**STORED ROWS:**
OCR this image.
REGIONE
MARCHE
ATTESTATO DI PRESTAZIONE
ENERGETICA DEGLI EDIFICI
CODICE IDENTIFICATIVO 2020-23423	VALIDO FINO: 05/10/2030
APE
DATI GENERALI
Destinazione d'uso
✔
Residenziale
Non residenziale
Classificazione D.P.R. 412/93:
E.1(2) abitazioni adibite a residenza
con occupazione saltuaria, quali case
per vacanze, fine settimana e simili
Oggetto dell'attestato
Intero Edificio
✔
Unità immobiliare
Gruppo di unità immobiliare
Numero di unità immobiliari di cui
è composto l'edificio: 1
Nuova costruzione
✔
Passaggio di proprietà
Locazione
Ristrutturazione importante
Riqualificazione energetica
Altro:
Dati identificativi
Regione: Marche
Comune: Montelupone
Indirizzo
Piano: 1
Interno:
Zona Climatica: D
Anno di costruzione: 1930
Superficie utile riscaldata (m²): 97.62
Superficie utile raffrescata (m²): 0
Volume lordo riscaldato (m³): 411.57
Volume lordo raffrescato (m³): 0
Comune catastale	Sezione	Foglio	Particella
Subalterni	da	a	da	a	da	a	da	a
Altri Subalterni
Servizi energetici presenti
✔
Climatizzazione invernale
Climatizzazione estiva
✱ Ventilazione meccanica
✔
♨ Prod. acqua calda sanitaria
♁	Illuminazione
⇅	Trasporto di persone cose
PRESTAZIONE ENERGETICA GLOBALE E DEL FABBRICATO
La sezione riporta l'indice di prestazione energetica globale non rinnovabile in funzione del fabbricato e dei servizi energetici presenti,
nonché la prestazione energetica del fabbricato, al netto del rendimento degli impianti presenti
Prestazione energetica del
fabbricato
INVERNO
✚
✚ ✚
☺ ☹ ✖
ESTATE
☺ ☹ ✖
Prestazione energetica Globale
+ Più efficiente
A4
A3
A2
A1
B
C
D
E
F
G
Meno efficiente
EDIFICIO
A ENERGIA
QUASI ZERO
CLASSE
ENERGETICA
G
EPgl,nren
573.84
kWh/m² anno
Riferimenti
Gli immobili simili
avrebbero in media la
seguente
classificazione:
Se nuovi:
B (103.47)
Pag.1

**EXERCISE TASK:**
Copy each line of the records containing the string "Subalterni".

**ANSWER TO THE EXERCISE:**
Subalterni	da	a	da	a	da	a	da	a
Altri Subalterni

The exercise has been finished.